**Job**
Without changing a character, return the entries, but not the images they hold.

**Record excerpts**
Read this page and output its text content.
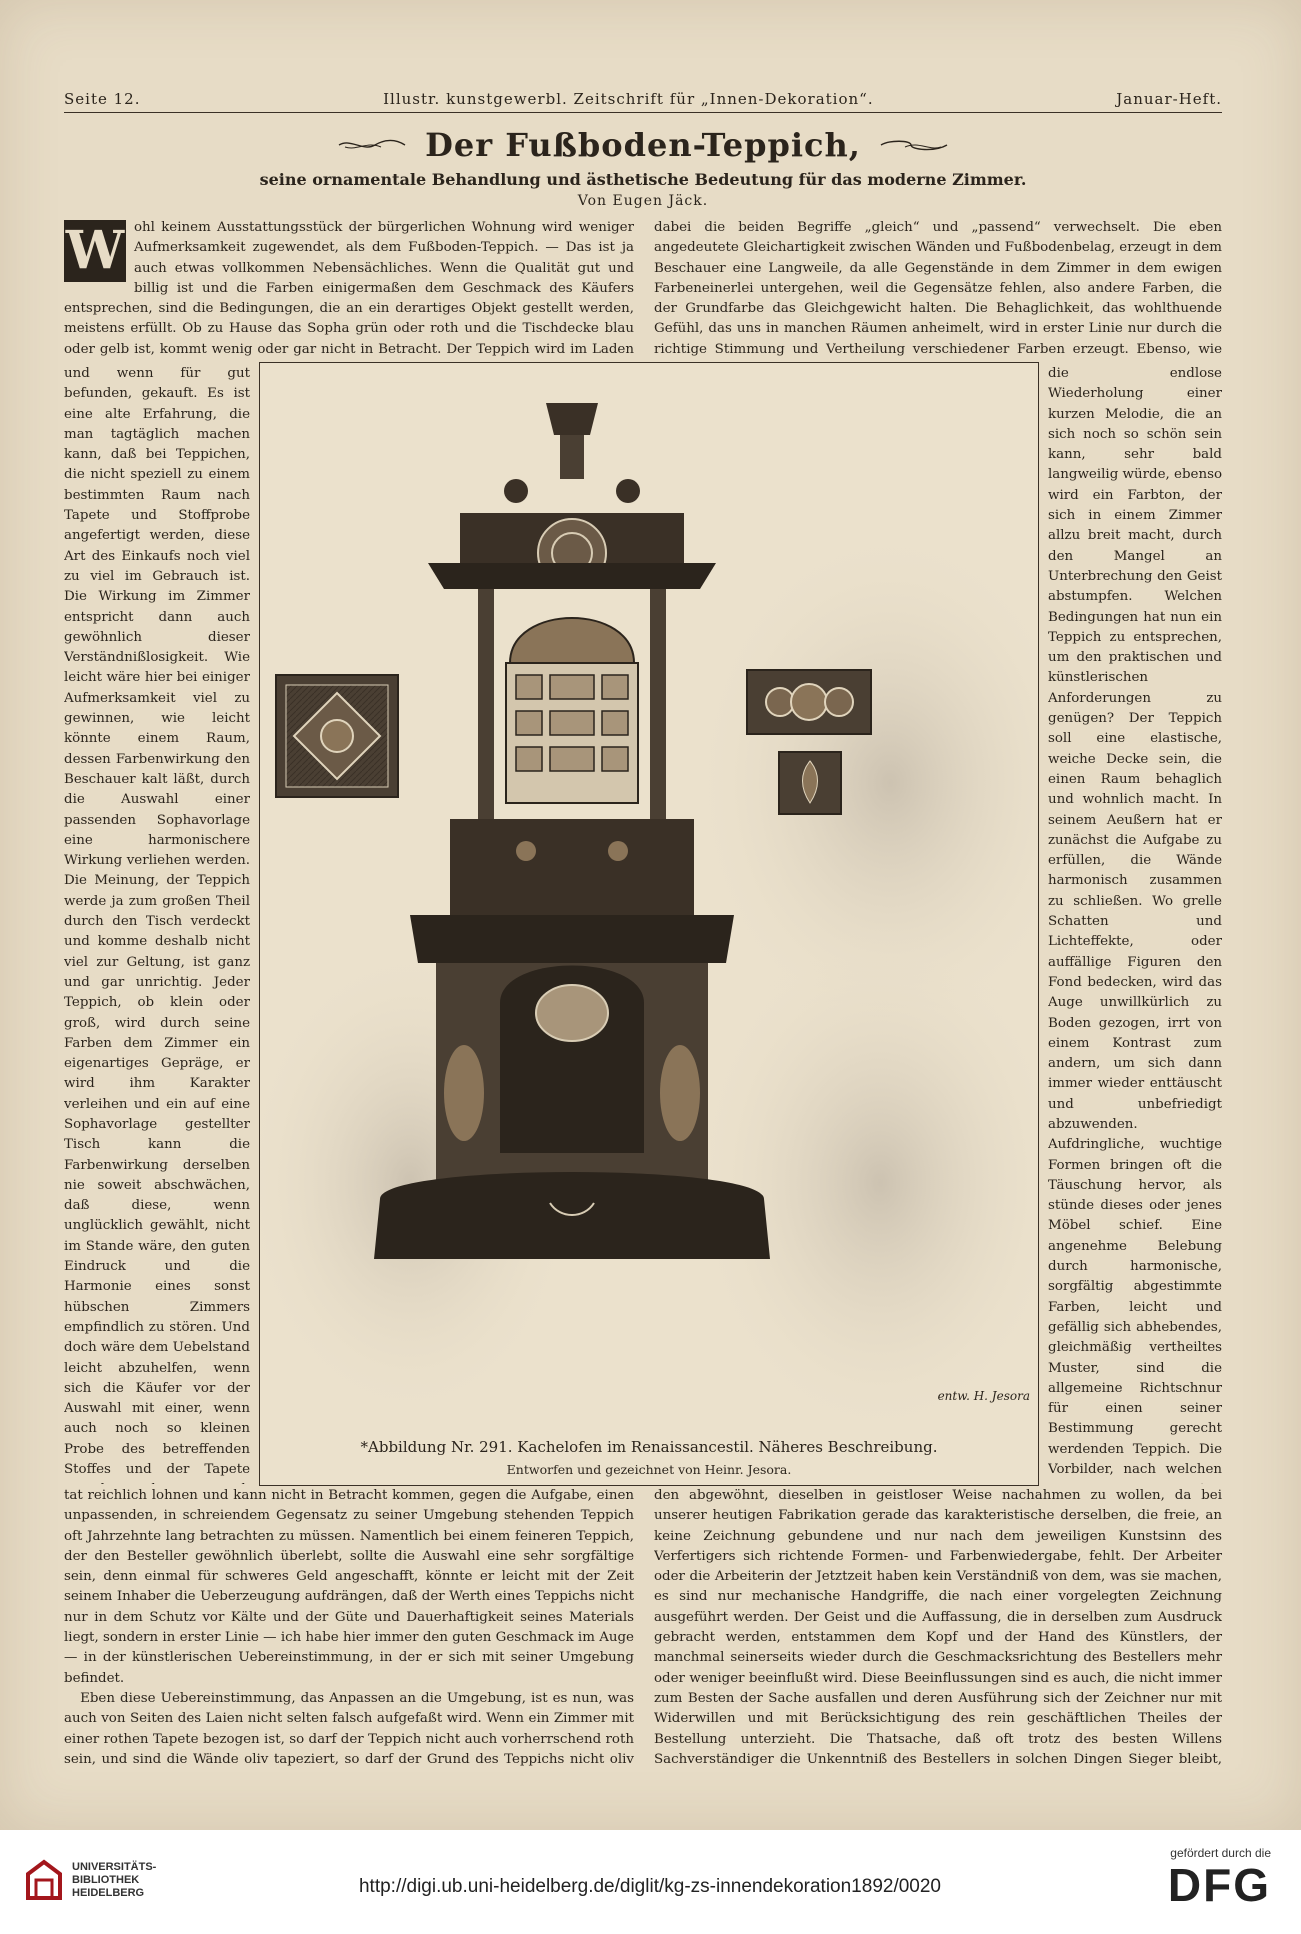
Seite 12.	Illustr. kunstgewerbl. Zeitschrift für „Innen-Dekoration“.	Januar-Heft.
Der Fußboden-Teppich,
seine ornamentale Behandlung und ästhetische Bedeutung für das moderne Zimmer.
Von Eugen Jäck.
W ohl keinem Ausstattungsstück der bürgerlichen Wohnung wird weniger Aufmerksamkeit zugewendet, als dem Fußboden-Teppich. — Das ist ja auch etwas vollkommen Nebensächliches. Wenn die Qualität gut und billig ist und die Farben einigermaßen dem Geschmack des Käufers entsprechen, sind die Bedingungen, die an ein derartiges Objekt gestellt werden, meistens erfüllt. Ob zu Hause das Sopha grün oder roth und die Tischdecke blau oder gelb ist, kommt wenig oder gar nicht in Betracht. Der Teppich wird im Laden

dabei die beiden Begriffe „gleich“ und „passend“ verwechselt. Die eben angedeutete Gleichartigkeit zwischen Wänden und Fußbodenbelag, erzeugt in dem Beschauer eine Langweile, da alle Gegenstände in dem Zimmer in dem ewigen Farbeneinerlei untergehen, weil die Gegensätze fehlen, also andere Farben, die der Grundfarbe das Gleichgewicht halten. Die Behaglichkeit, das wohlthuende Gefühl, das uns in manchen Räumen anheimelt, wird in erster Linie nur durch die richtige Stimmung und Vertheilung verschiedener Farben erzeugt. Ebenso, wie

und wenn für gut befunden, gekauft. Es ist eine alte Erfahrung, die man tagtäglich machen kann, daß bei Teppichen, die nicht speziell zu einem bestimmten Raum nach Tapete und Stoffprobe angefertigt werden, diese Art des Einkaufs noch viel zu viel im Gebrauch ist. Die Wirkung im Zimmer entspricht dann auch gewöhnlich dieser Verständnißlosigkeit. Wie leicht wäre hier bei einiger Aufmerksamkeit viel zu gewinnen, wie leicht könnte einem Raum, dessen Farbenwirkung den Beschauer kalt läßt, durch die Auswahl einer passenden Sophavorlage eine harmonischere Wirkung verliehen werden. Die Meinung, der Teppich werde ja zum großen Theil durch den Tisch verdeckt und komme deshalb nicht viel zur Geltung, ist ganz und gar unrichtig. Jeder Teppich, ob klein oder groß, wird durch seine Farben dem Zimmer ein eigenartiges Gepräge, er wird ihm Karakter verleihen und ein auf eine Sophavorlage gestellter Tisch kann die Farbenwirkung derselben nie soweit abschwächen, daß diese, wenn unglücklich gewählt, nicht im Stande wäre, den guten Eindruck und die Harmonie eines sonst hübschen Zimmers empfindlich zu stören. Und doch wäre dem Uebelstand leicht abzuhelfen, wenn sich die Käufer vor der Auswahl mit einer, wenn auch noch so kleinen Probe des betreffenden Stoffes und der Tapete

die endlose Wiederholung einer kurzen Melodie, die an sich noch so schön sein kann, sehr bald langweilig würde, ebenso wird ein Farbton, der sich in einem Zimmer allzu breit macht, durch den Mangel an Unterbrechung den Geist abstumpfen. Welchen Bedingungen hat nun ein Teppich zu entsprechen, um den praktischen und künstlerischen Anforderungen zu genügen? Der Teppich soll eine elastische, weiche Decke sein, die einen Raum behaglich und wohnlich macht. In seinem Aeußern hat er zunächst die Aufgabe zu erfüllen, die Wände harmonisch zusammen zu schließen. Wo grelle Schatten und Lichteffekte, oder auffällige Figuren den Fond bedecken, wird das Auge unwillkürlich zu Boden gezogen, irrt von einem Kontrast zum andern, um sich dann immer wieder enttäuscht und unbefriedigt abzuwenden. Aufdringliche, wuchtige Formen bringen oft die Täuschung hervor, als stünde dieses oder jenes Möbel schief. Eine angenehme Belebung durch harmonische, sorgfältig abgestimmte Farben, leicht und gefällig sich abhebendes, gleichmäßig vertheiltes Muster, sind die allgemeine Richtschnur für einen seiner Bestimmung gerecht werdenden Teppich. Die Vorbilder, nach welchen

entw. H. Jesora
*Abbildung Nr. 291. Kachelofen im Renaissancestil. Näheres Beschreibung.
Entworfen und gezeichnet von Heinr. Jesora.

tat reichlich lohnen und kann nicht in Betracht kommen, gegen die Aufgabe, einen unpassenden, in schreiendem Gegensatz zu seiner Umgebung stehenden Teppich oft Jahrzehnte lang betrachten zu müssen. Namentlich bei einem feineren Teppich, der den Besteller gewöhnlich überlebt, sollte die Auswahl eine sehr sorgfältige sein, denn einmal für schweres Geld angeschafft, könnte er leicht mit der Zeit seinem Inhaber die Ueberzeugung aufdrängen, daß der Werth eines Teppichs nicht nur in dem Schutz vor Kälte und der Güte und Dauerhaftigkeit seines Materials liegt, sondern in erster Linie — ich habe hier immer den guten Geschmack im Auge — in der künstlerischen Uebereinstimmung, in der er sich mit seiner Umgebung befindet.

Eben diese Uebereinstimmung, das Anpassen an die Umgebung, ist es nun, was auch von Seiten des Laien nicht selten falsch aufgefaßt wird. Wenn ein Zimmer mit einer rothen Tapete bezogen ist, so darf der Teppich nicht auch vorherrschend roth sein, und sind die Wände oliv tapeziert, so darf der Grund des Teppichs nicht oliv

den abgewöhnt, dieselben in geistloser Weise nachahmen zu wollen, da bei unserer heutigen Fabrikation gerade das karakteristische derselben, die freie, an keine Zeichnung gebundene und nur nach dem jeweiligen Kunstsinn des Verfertigers sich richtende Formen- und Farbenwiedergabe, fehlt. Der Arbeiter oder die Arbeiterin der Jetztzeit haben kein Verständniß von dem, was sie machen, es sind nur mechanische Handgriffe, die nach einer vorgelegten Zeichnung ausgeführt werden. Der Geist und die Auffassung, die in derselben zum Ausdruck gebracht werden, entstammen dem Kopf und der Hand des Künstlers, der manchmal seinerseits wieder durch die Geschmacksrichtung des Bestellers mehr oder weniger beeinflußt wird. Diese Beeinflussungen sind es auch, die nicht immer zum Besten der Sache ausfallen und deren Ausführung sich der Zeichner nur mit Widerwillen und mit Berücksichtigung des rein geschäftlichen Theiles der Bestellung unterzieht. Die Thatsache, daß oft trotz des besten Willens Sachverständiger die Unkenntniß des Bestellers in solchen Dingen Sieger bleibt,

UNIVERSITÄTS-
BIBLIOTHEK
HEIDELBERG	http://digi.ub.uni-heidelberg.de/diglit/kg-zs-innendekoration1892/0020
gefördert durch die
DFG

**Reply**
Read this page and output its text content.
Seite 12.	Illustr. kunstgewerbl. Zeitschrift für „Innen-Dekoration“.	Januar-Heft.
Der Fußboden-Teppich,
seine ornamentale Behandlung und ästhetische Bedeutung für das moderne Zimmer.
Von Eugen Jäck.
W ohl keinem Ausstattungsstück der bürgerlichen Wohnung wird weniger Aufmerksamkeit zugewendet, als dem Fußboden-Teppich. — Das ist ja auch etwas vollkommen Nebensächliches. Wenn die Qualität gut und billig ist und die Farben einigermaßen dem Geschmack des Käufers entsprechen, sind die Bedingungen, die an ein derartiges Objekt gestellt werden, meistens erfüllt. Ob zu Hause das Sopha grün oder roth und die Tischdecke blau oder gelb ist, kommt wenig oder gar nicht in Betracht. Der Teppich wird im Laden

dabei die beiden Begriffe „gleich“ und „passend“ verwechselt. Die eben angedeutete Gleichartigkeit zwischen Wänden und Fußbodenbelag, erzeugt in dem Beschauer eine Langweile, da alle Gegenstände in dem Zimmer in dem ewigen Farbeneinerlei untergehen, weil die Gegensätze fehlen, also andere Farben, die der Grundfarbe das Gleichgewicht halten. Die Behaglichkeit, das wohlthuende Gefühl, das uns in manchen Räumen anheimelt, wird in erster Linie nur durch die richtige Stimmung und Vertheilung verschiedener Farben erzeugt. Ebenso, wie

und wenn für gut befunden, gekauft. Es ist eine alte Erfahrung, die man tagtäglich machen kann, daß bei Teppichen, die nicht speziell zu einem bestimmten Raum nach Tapete und Stoffprobe angefertigt werden, diese Art des Einkaufs noch viel zu viel im Gebrauch ist. Die Wirkung im Zimmer entspricht dann auch gewöhnlich dieser Verständnißlosigkeit. Wie leicht wäre hier bei einiger Aufmerksamkeit viel zu gewinnen, wie leicht könnte einem Raum, dessen Farbenwirkung den Beschauer kalt läßt, durch die Auswahl einer passenden Sophavorlage eine harmonischere Wirkung verliehen werden. Die Meinung, der Teppich werde ja zum großen Theil durch den Tisch verdeckt und komme deshalb nicht viel zur Geltung, ist ganz und gar unrichtig. Jeder Teppich, ob klein oder groß, wird durch seine Farben dem Zimmer ein eigenartiges Gepräge, er wird ihm Karakter verleihen und ein auf eine Sophavorlage gestellter Tisch kann die Farbenwirkung derselben nie soweit abschwächen, daß diese, wenn unglücklich gewählt, nicht im Stande wäre, den guten Eindruck und die Harmonie eines sonst hübschen Zimmers empfindlich zu stören. Und doch wäre dem Uebelstand leicht abzuhelfen, wenn sich die Käufer vor der Auswahl mit einer, wenn auch noch so kleinen Probe des betreffenden Stoffes und der Tapete

die endlose Wiederholung einer kurzen Melodie, die an sich noch so schön sein kann, sehr bald langweilig würde, ebenso wird ein Farbton, der sich in einem Zimmer allzu breit macht, durch den Mangel an Unterbrechung den Geist abstumpfen. Welchen Bedingungen hat nun ein Teppich zu entsprechen, um den praktischen und künstlerischen Anforderungen zu genügen? Der Teppich soll eine elastische, weiche Decke sein, die einen Raum behaglich und wohnlich macht. In seinem Aeußern hat er zunächst die Aufgabe zu erfüllen, die Wände harmonisch zusammen zu schließen. Wo grelle Schatten und Lichteffekte, oder auffällige Figuren den Fond bedecken, wird das Auge unwillkürlich zu Boden gezogen, irrt von einem Kontrast zum andern, um sich dann immer wieder enttäuscht und unbefriedigt abzuwenden. Aufdringliche, wuchtige Formen bringen oft die Täuschung hervor, als stünde dieses oder jenes Möbel schief. Eine angenehme Belebung durch harmonische, sorgfältig abgestimmte Farben, leicht und gefällig sich abhebendes, gleichmäßig vertheiltes Muster, sind die allgemeine Richtschnur für einen seiner Bestimmung gerecht werdenden Teppich. Die Vorbilder, nach welchen

entw. H. Jesora
*Abbildung Nr. 291. Kachelofen im Renaissancestil. Näheres Beschreibung.
Entworfen und gezeichnet von Heinr. Jesora.

tat reichlich lohnen und kann nicht in Betracht kommen, gegen die Aufgabe, einen unpassenden, in schreiendem Gegensatz zu seiner Umgebung stehenden Teppich oft Jahrzehnte lang betrachten zu müssen. Namentlich bei einem feineren Teppich, der den Besteller gewöhnlich überlebt, sollte die Auswahl eine sehr sorgfältige sein, denn einmal für schweres Geld angeschafft, könnte er leicht mit der Zeit seinem Inhaber die Ueberzeugung aufdrängen, daß der Werth eines Teppichs nicht nur in dem Schutz vor Kälte und der Güte und Dauerhaftigkeit seines Materials liegt, sondern in erster Linie — ich habe hier immer den guten Geschmack im Auge — in der künstlerischen Uebereinstimmung, in der er sich mit seiner Umgebung befindet.

Eben diese Uebereinstimmung, das Anpassen an die Umgebung, ist es nun, was auch von Seiten des Laien nicht selten falsch aufgefaßt wird. Wenn ein Zimmer mit einer rothen Tapete bezogen ist, so darf der Teppich nicht auch vorherrschend roth sein, und sind die Wände oliv tapeziert, so darf der Grund des Teppichs nicht oliv

den abgewöhnt, dieselben in geistloser Weise nachahmen zu wollen, da bei unserer heutigen Fabrikation gerade das karakteristische derselben, die freie, an keine Zeichnung gebundene und nur nach dem jeweiligen Kunstsinn des Verfertigers sich richtende Formen- und Farbenwiedergabe, fehlt. Der Arbeiter oder die Arbeiterin der Jetztzeit haben kein Verständniß von dem, was sie machen, es sind nur mechanische Handgriffe, die nach einer vorgelegten Zeichnung ausgeführt werden. Der Geist und die Auffassung, die in derselben zum Ausdruck gebracht werden, entstammen dem Kopf und der Hand des Künstlers, der manchmal seinerseits wieder durch die Geschmacksrichtung des Bestellers mehr oder weniger beeinflußt wird. Diese Beeinflussungen sind es auch, die nicht immer zum Besten der Sache ausfallen und deren Ausführung sich der Zeichner nur mit Widerwillen und mit Berücksichtigung des rein geschäftlichen Theiles der Bestellung unterzieht. Die Thatsache, daß oft trotz des besten Willens Sachverständiger die Unkenntniß des Bestellers in solchen Dingen Sieger bleibt,

UNIVERSITÄTS-
BIBLIOTHEK
HEIDELBERG	http://digi.ub.uni-heidelberg.de/diglit/kg-zs-innendekoration1892/0020
gefördert durch die
DFG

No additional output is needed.